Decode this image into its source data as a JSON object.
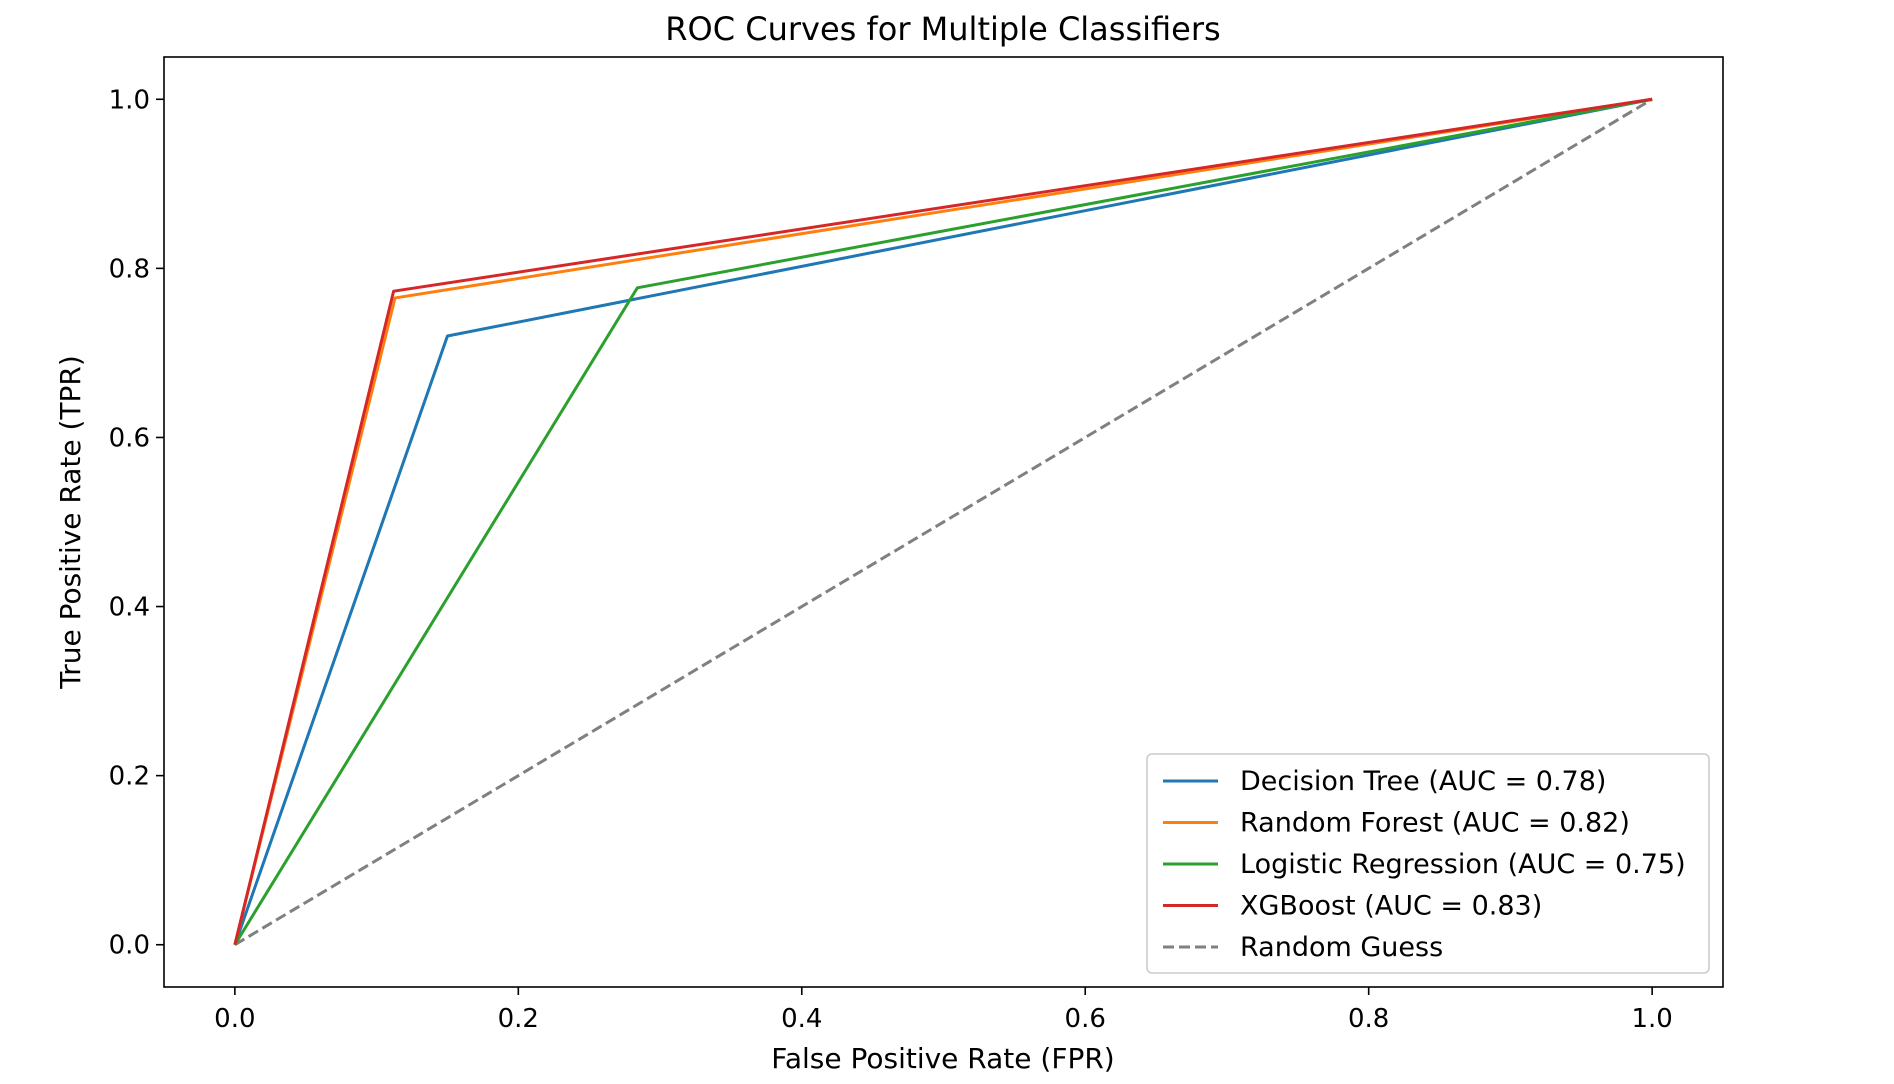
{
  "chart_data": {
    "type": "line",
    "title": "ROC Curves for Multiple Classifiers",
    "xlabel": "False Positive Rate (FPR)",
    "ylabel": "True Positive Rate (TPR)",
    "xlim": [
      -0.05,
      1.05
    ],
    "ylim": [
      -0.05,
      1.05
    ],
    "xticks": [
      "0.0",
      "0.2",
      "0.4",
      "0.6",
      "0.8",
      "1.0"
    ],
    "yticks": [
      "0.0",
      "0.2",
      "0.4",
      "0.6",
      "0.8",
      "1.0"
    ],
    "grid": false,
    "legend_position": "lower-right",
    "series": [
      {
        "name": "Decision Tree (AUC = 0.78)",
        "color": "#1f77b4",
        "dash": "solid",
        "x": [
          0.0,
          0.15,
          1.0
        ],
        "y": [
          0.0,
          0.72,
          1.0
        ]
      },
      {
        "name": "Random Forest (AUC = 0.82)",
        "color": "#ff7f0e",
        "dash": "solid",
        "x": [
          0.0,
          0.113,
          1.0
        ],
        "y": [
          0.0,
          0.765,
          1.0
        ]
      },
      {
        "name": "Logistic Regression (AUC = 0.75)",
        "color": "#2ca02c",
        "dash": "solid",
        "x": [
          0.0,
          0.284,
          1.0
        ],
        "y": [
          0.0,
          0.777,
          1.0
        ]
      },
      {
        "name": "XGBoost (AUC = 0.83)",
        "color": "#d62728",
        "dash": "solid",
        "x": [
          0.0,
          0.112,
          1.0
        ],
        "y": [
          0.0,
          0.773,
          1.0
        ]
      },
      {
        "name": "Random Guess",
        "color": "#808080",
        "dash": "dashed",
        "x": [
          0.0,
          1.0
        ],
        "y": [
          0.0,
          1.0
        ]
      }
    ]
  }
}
*-*-*
Write out the full set of lines verbatim, without the pictures.

### TASK OUTPUT
Decode this image into its source data as a JSON object.
{
  "chart_data": {
    "type": "line",
    "title": "ROC Curves for Multiple Classifiers",
    "xlabel": "False Positive Rate (FPR)",
    "ylabel": "True Positive Rate (TPR)",
    "xlim": [
      -0.05,
      1.05
    ],
    "ylim": [
      -0.05,
      1.05
    ],
    "xticks": [
      "0.0",
      "0.2",
      "0.4",
      "0.6",
      "0.8",
      "1.0"
    ],
    "yticks": [
      "0.0",
      "0.2",
      "0.4",
      "0.6",
      "0.8",
      "1.0"
    ],
    "grid": false,
    "legend_position": "lower-right",
    "series": [
      {
        "name": "Decision Tree (AUC = 0.78)",
        "color": "#1f77b4",
        "dash": "solid",
        "x": [
          0.0,
          0.15,
          1.0
        ],
        "y": [
          0.0,
          0.72,
          1.0
        ]
      },
      {
        "name": "Random Forest (AUC = 0.82)",
        "color": "#ff7f0e",
        "dash": "solid",
        "x": [
          0.0,
          0.113,
          1.0
        ],
        "y": [
          0.0,
          0.765,
          1.0
        ]
      },
      {
        "name": "Logistic Regression (AUC = 0.75)",
        "color": "#2ca02c",
        "dash": "solid",
        "x": [
          0.0,
          0.284,
          1.0
        ],
        "y": [
          0.0,
          0.777,
          1.0
        ]
      },
      {
        "name": "XGBoost (AUC = 0.83)",
        "color": "#d62728",
        "dash": "solid",
        "x": [
          0.0,
          0.112,
          1.0
        ],
        "y": [
          0.0,
          0.773,
          1.0
        ]
      },
      {
        "name": "Random Guess",
        "color": "#808080",
        "dash": "dashed",
        "x": [
          0.0,
          1.0
        ],
        "y": [
          0.0,
          1.0
        ]
      }
    ]
  }
}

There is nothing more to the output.